Given exercise: Your task is to give the listing below back word for word, pictures excluded.
-=-=-
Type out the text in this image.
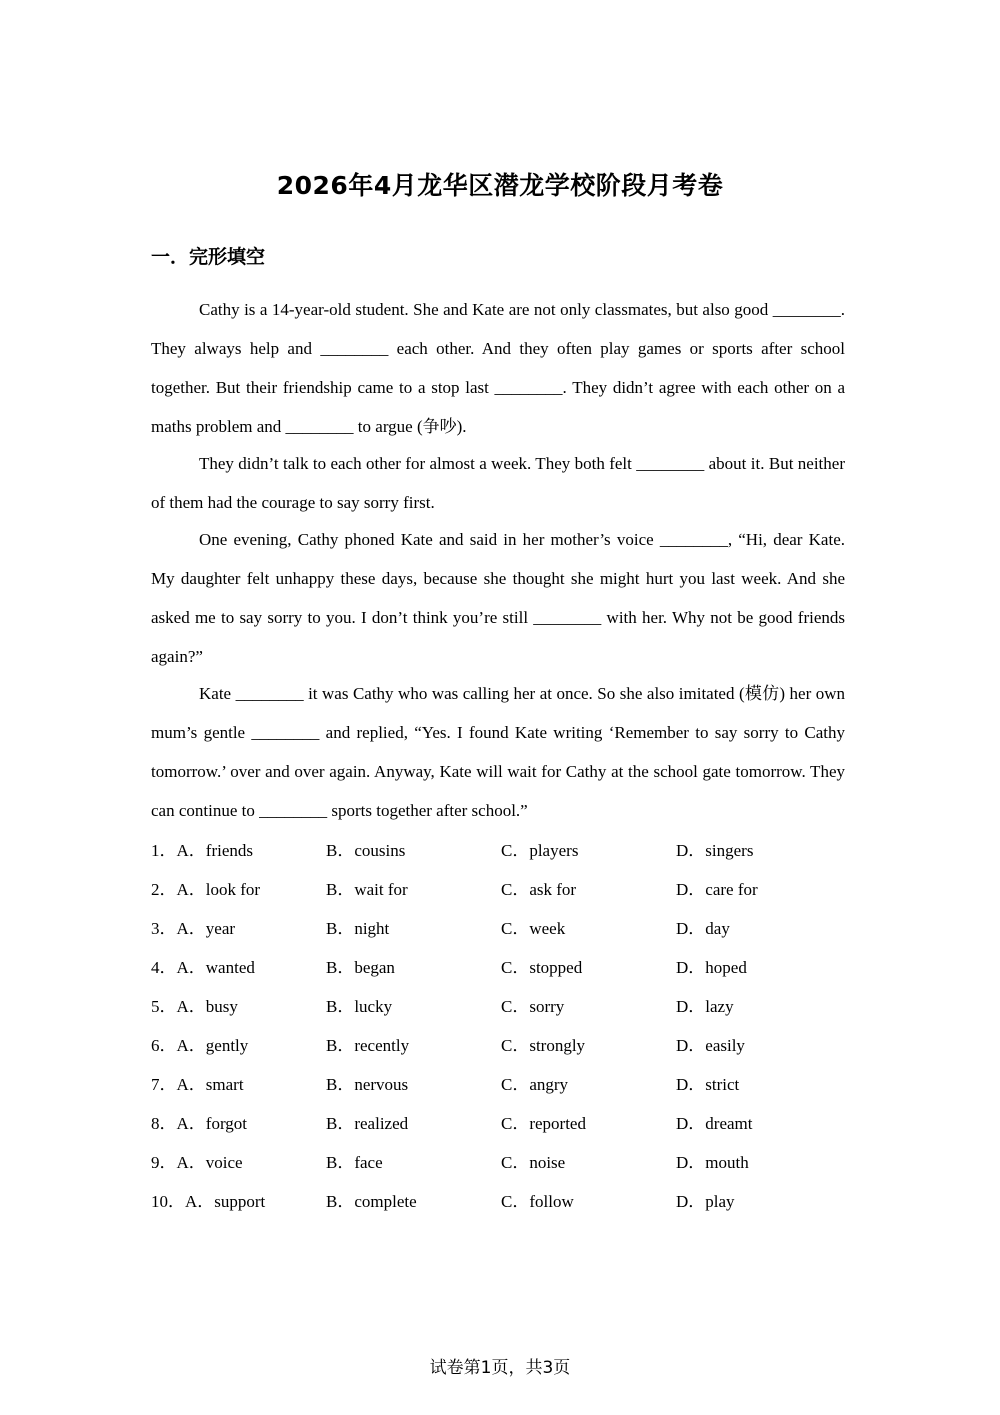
2026年4月龙华区潜龙学校阶段月考卷
一．完形填空

Cathy is a 14-year-old student. She and Kate are not only classmates, but also good ________. They always help and ________ each other. And they often play games or sports after school together. But their friendship came to a stop last ________. They didn’t agree with each other on a maths problem and ________ to argue (争吵).

They didn’t talk to each other for almost a week. They both felt ________ about it. But neither of them had the courage to say sorry first.

One evening, Cathy phoned Kate and said in her mother’s voice ________, “Hi, dear Kate. My daughter felt unhappy these days, because she thought she might hurt you last week. And she asked me to say sorry to you. I don’t think you’re still ________ with her. Why not be good friends again?”

Kate ________ it was Cathy who was calling her at once. So she also imitated (模仿) her own mum’s gentle ________ and replied, “Yes. I found Kate writing ‘Remember to say sorry to Cathy tomorrow.’ over and over again. Anyway, Kate will wait for Cathy at the school gate tomorrow. They can continue to ________ sports together after school.”

1．A．friends	B．cousins	C．players	D．singers
2．A．look for	B．wait for	C．ask for	D．care for
3．A．year	B．night	C．week	D．day
4．A．wanted	B．began	C．stopped	D．hoped
5．A．busy	B．lucky	C．sorry	D．lazy
6．A．gently	B．recently	C．strongly	D．easily
7．A．smart	B．nervous	C．angry	D．strict
8．A．forgot	B．realized	C．reported	D．dreamt
9．A．voice	B．face	C．noise	D．mouth
10．A．support	B．complete	C．follow	D．play
试卷第1页，共3页
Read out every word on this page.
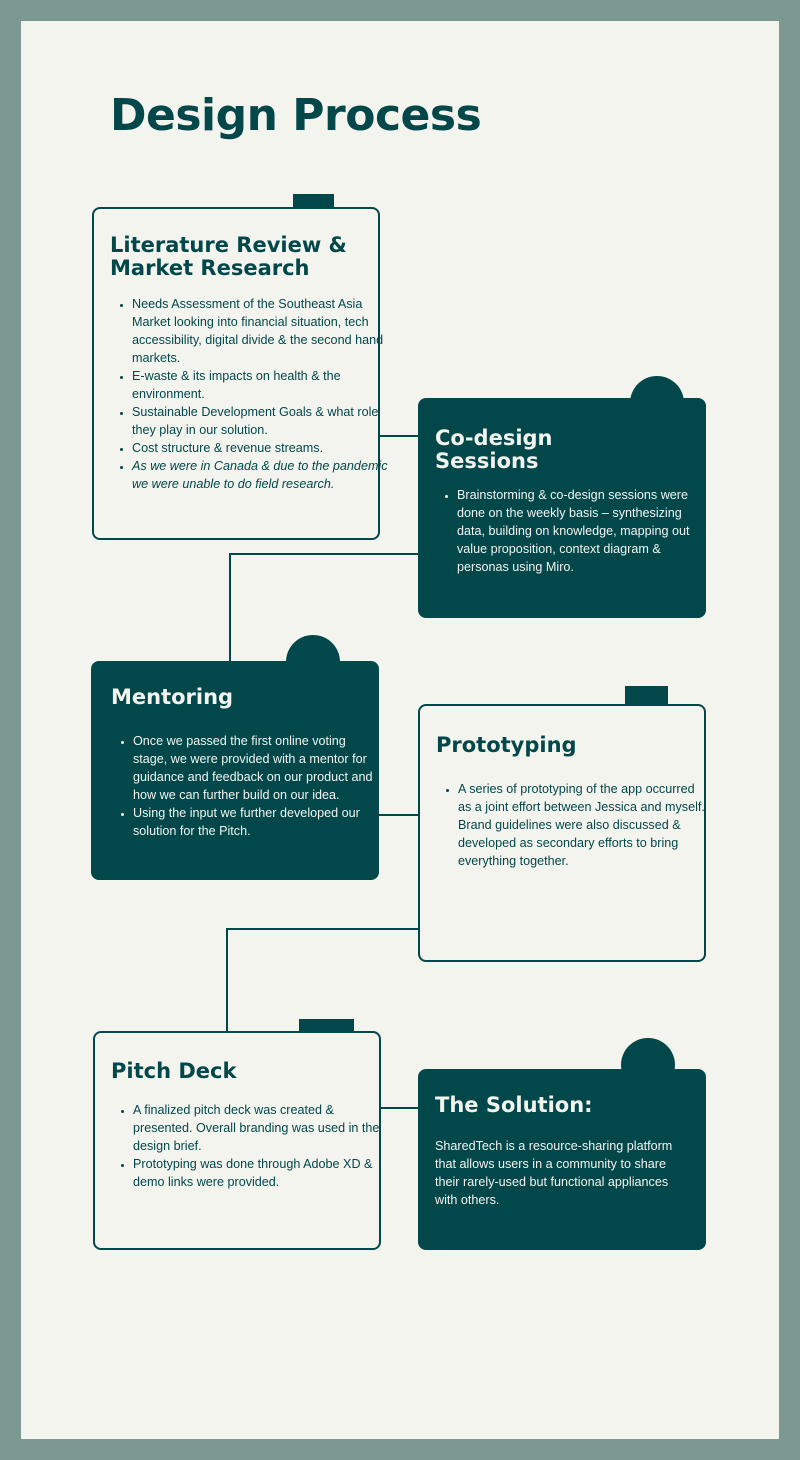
Design Process
Literature Review &
Market Research
• Needs Assessment of the Southeast Asia Market looking into financial situation, tech accessibility, digital divide & the second hand markets.
• E-waste & its impacts on health & the environment.
• Sustainable Development Goals & what role they play in our solution.
• Cost structure & revenue streams.
• As we were in Canada & due to the pandemic we were unable to do field research.
Co-design
Sessions
• Brainstorming & co-design sessions were done on the weekly basis – synthesizing data, building on knowledge, mapping out value proposition, context diagram & personas using Miro.
Mentoring
• Once we passed the first online voting stage, we were provided with a mentor for guidance and feedback on our product and how we can further build on our idea.
• Using the input we further developed our solution for the Pitch.
Prototyping
• A series of prototyping of the app occurred as a joint effort between Jessica and myself. Brand guidelines were also discussed & developed as secondary efforts to bring everything together.
Pitch Deck
• A finalized pitch deck was created & presented. Overall branding was used in the design brief.
• Prototyping was done through Adobe XD & demo links were provided.
The Solution:

SharedTech is a resource-sharing platform that allows users in a community to share their rarely-used but functional appliances with others.
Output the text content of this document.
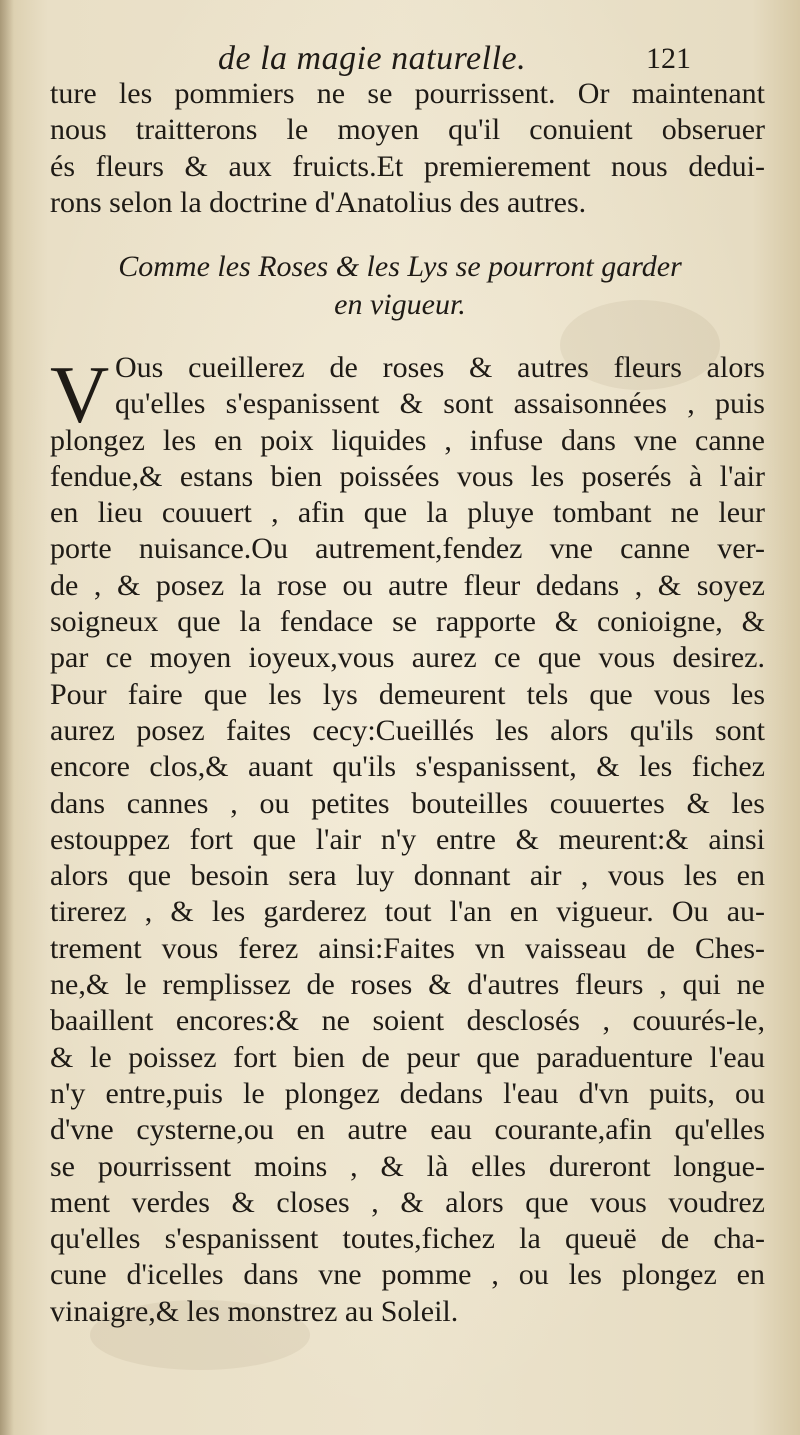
de la magie naturelle.	121
ture les pommiers ne se pourrissent. Or maintenant
nous traitterons le moyen qu'il conuient obseruer
és fleurs & aux fruicts.Et premierement nous dedui-
rons selon la doctrine d'Anatolius des autres.
Comme les Roses & les Lys se pourront garder
en vigueur.
V Ous cueillerez de roses & autres fleurs alors
qu'elles s'espanissent & sont assaisonnées , puis
plongez les en poix liquides , infuse dans vne canne
fendue,& estans bien poissées vous les poserés à l'air
en lieu couuert , afin que la pluye tombant ne leur
porte nuisance.Ou autrement,fendez vne canne ver-
de , & posez la rose ou autre fleur dedans , & soyez
soigneux que la fendace se rapporte & conioigne, &
par ce moyen ioyeux,vous aurez ce que vous desirez.
Pour faire que les lys demeurent tels que vous les
aurez posez faites cecy:Cueillés les alors qu'ils sont
encore clos,& auant qu'ils s'espanissent, & les fichez
dans cannes , ou petites bouteilles couuertes & les
estouppez fort que l'air n'y entre & meurent:& ainsi
alors que besoin sera luy donnant air , vous les en
tirerez , & les garderez tout l'an en vigueur. Ou au-
trement vous ferez ainsi:Faites vn vaisseau de Ches-
ne,& le remplissez de roses & d'autres fleurs , qui ne
baaillent encores:& ne soient desclosés , couurés-le,
& le poissez fort bien de peur que paraduenture l'eau
n'y entre,puis le plongez dedans l'eau d'vn puits, ou
d'vne cysterne,ou en autre eau courante,afin qu'elles
se pourrissent moins , & là elles dureront longue-
ment verdes & closes , & alors que vous voudrez
qu'elles s'espanissent toutes,fichez la queuë de cha-
cune d'icelles dans vne pomme , ou les plongez en
vinaigre,& les monstrez au Soleil.
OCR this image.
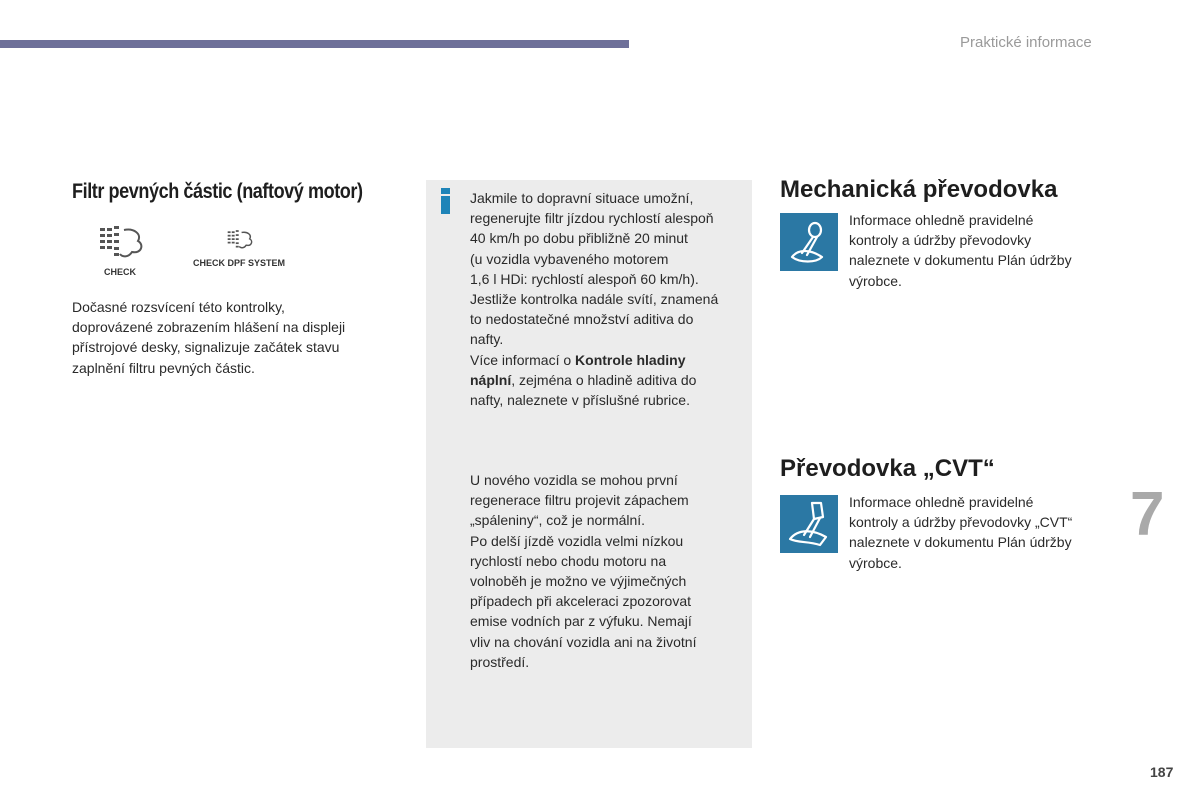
Praktické informace
Filtr pevných částic (naftový motor)
CHECK
CHECK DPF SYSTEM
Dočasné rozsvícení této kontrolky,
doprovázené zobrazením hlášení na displeji
přístrojové desky, signalizuje začátek stavu
zaplnění filtru pevných částic.
Jakmile to dopravní situace umožní,
regenerujte filtr jízdou rychlostí alespoň
40 km/h po dobu přibližně 20 minut
(u vozidla vybaveného motorem
1,6 l HDi: rychlostí alespoň 60 km/h).
Jestliže kontrolka nadále svítí, znamená
to nedostatečné množství aditiva do
nafty.
Více informací o Kontrole hladiny
náplní, zejména o hladině aditiva do
nafty, naleznete v příslušné rubrice.
U nového vozidla se mohou první
regenerace filtru projevit zápachem
„spáleniny“, což je normální.
Po delší jízdě vozidla velmi nízkou
rychlostí nebo chodu motoru na
volnoběh je možno ve výjimečných
případech při akceleraci zpozorovat
emise vodních par z výfuku. Nemají
vliv na chování vozidla ani na životní
prostředí.
Mechanická převodovka
Informace ohledně pravidelné
kontroly a údržby převodovky
naleznete v dokumentu Plán údržby
výrobce.
Převodovka „CVT“
Informace ohledně pravidelné
kontroly a údržby převodovky „CVT“
naleznete v dokumentu Plán údržby
výrobce.
7
187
-=-=-
Correct output:
Type out the text in this image.
2026年4月龙华区潜龙学校阶段月考卷
一．完形填空

Cathy is a 14-year-old student. She and Kate are not only classmates, but also good ________. They always help and ________ each other. And they often play games or sports after school together. But their friendship came to a stop last ________. They didn’t agree with each other on a maths problem and ________ to argue (争吵).

They didn’t talk to each other for almost a week. They both felt ________ about it. But neither of them had the courage to say sorry first.

One evening, Cathy phoned Kate and said in her mother’s voice ________, “Hi, dear Kate. My daughter felt unhappy these days, because she thought she might hurt you last week. And she asked me to say sorry to you. I don’t think you’re still ________ with her. Why not be good friends again?”

Kate ________ it was Cathy who was calling her at once. So she also imitated (模仿) her own mum’s gentle ________ and replied, “Yes. I found Kate writing ‘Remember to say sorry to Cathy tomorrow.’ over and over again. Anyway, Kate will wait for Cathy at the school gate tomorrow. They can continue to ________ sports together after school.”

1．A．friends	B．cousins	C．players	D．singers
2．A．look for	B．wait for	C．ask for	D．care for
3．A．year	B．night	C．week	D．day
4．A．wanted	B．began	C．stopped	D．hoped
5．A．busy	B．lucky	C．sorry	D．lazy
6．A．gently	B．recently	C．strongly	D．easily
7．A．smart	B．nervous	C．angry	D．strict
8．A．forgot	B．realized	C．reported	D．dreamt
9．A．voice	B．face	C．noise	D．mouth
10．A．support	B．complete	C．follow	D．play
试卷第1页，共3页
Read out every word on this page.
Design Process
Literature Review &
Market Research
• Needs Assessment of the Southeast Asia Market looking into financial situation, tech accessibility, digital divide & the second hand markets.
• E-waste & its impacts on health & the environment.
• Sustainable Development Goals & what role they play in our solution.
• Cost structure & revenue streams.
• As we were in Canada & due to the pandemic we were unable to do field research.
Co-design
Sessions
• Brainstorming & co-design sessions were done on the weekly basis – synthesizing data, building on knowledge, mapping out value proposition, context diagram & personas using Miro.
Mentoring
• Once we passed the first online voting stage, we were provided with a mentor for guidance and feedback on our product and how we can further build on our idea.
• Using the input we further developed our solution for the Pitch.
Prototyping
• A series of prototyping of the app occurred as a joint effort between Jessica and myself. Brand guidelines were also discussed & developed as secondary efforts to bring everything together.
Pitch Deck
• A finalized pitch deck was created & presented. Overall branding was used in the design brief.
• Prototyping was done through Adobe XD & demo links were provided.
The Solution:

SharedTech is a resource-sharing platform that allows users in a community to share their rarely-used but functional appliances with others.
Output the text content of this document.
de la magie naturelle.	121
ture les pommiers ne se pourrissent. Or maintenant
nous traitterons le moyen qu'il conuient obseruer
és fleurs & aux fruicts.Et premierement nous dedui-
rons selon la doctrine d'Anatolius des autres.
Comme les Roses & les Lys se pourront garder
en vigueur.
V Ous cueillerez de roses & autres fleurs alors
qu'elles s'espanissent & sont assaisonnées , puis
plongez les en poix liquides , infuse dans vne canne
fendue,& estans bien poissées vous les poserés à l'air
en lieu couuert , afin que la pluye tombant ne leur
porte nuisance.Ou autrement,fendez vne canne ver-
de , & posez la rose ou autre fleur dedans , & soyez
soigneux que la fendace se rapporte & conioigne, &
par ce moyen ioyeux,vous aurez ce que vous desirez.
Pour faire que les lys demeurent tels que vous les
aurez posez faites cecy:Cueillés les alors qu'ils sont
encore clos,& auant qu'ils s'espanissent, & les fichez
dans cannes , ou petites bouteilles couuertes & les
estouppez fort que l'air n'y entre & meurent:& ainsi
alors que besoin sera luy donnant air , vous les en
tirerez , & les garderez tout l'an en vigueur. Ou au-
trement vous ferez ainsi:Faites vn vaisseau de Ches-
ne,& le remplissez de roses & d'autres fleurs , qui ne
baaillent encores:& ne soient desclosés , couurés-le,
& le poissez fort bien de peur que paraduenture l'eau
n'y entre,puis le plongez dedans l'eau d'vn puits, ou
d'vne cysterne,ou en autre eau courante,afin qu'elles
se pourrissent moins , & là elles dureront longue-
ment verdes & closes , & alors que vous voudrez
qu'elles s'espanissent toutes,fichez la queuë de cha-
cune d'icelles dans vne pomme , ou les plongez en
vinaigre,& les monstrez au Soleil.
OCR this image.
Praktické informace
Filtr pevných částic (naftový motor)
CHECK
CHECK DPF SYSTEM
Dočasné rozsvícení této kontrolky,
doprovázené zobrazením hlášení na displeji
přístrojové desky, signalizuje začátek stavu
zaplnění filtru pevných částic.
Jakmile to dopravní situace umožní,
regenerujte filtr jízdou rychlostí alespoň
40 km/h po dobu přibližně 20 minut
(u vozidla vybaveného motorem
1,6 l HDi: rychlostí alespoň 60 km/h).
Jestliže kontrolka nadále svítí, znamená
to nedostatečné množství aditiva do
nafty.
Více informací o Kontrole hladiny
náplní, zejména o hladině aditiva do
nafty, naleznete v příslušné rubrice.
U nového vozidla se mohou první
regenerace filtru projevit zápachem
„spáleniny“, což je normální.
Po delší jízdě vozidla velmi nízkou
rychlostí nebo chodu motoru na
volnoběh je možno ve výjimečných
případech při akceleraci zpozorovat
emise vodních par z výfuku. Nemají
vliv na chování vozidla ani na životní
prostředí.
Mechanická převodovka
Informace ohledně pravidelné
kontroly a údržby převodovky
naleznete v dokumentu Plán údržby
výrobce.
Převodovka „CVT“
Informace ohledně pravidelné
kontroly a údržby převodovky „CVT“
naleznete v dokumentu Plán údržby
výrobce.
7
187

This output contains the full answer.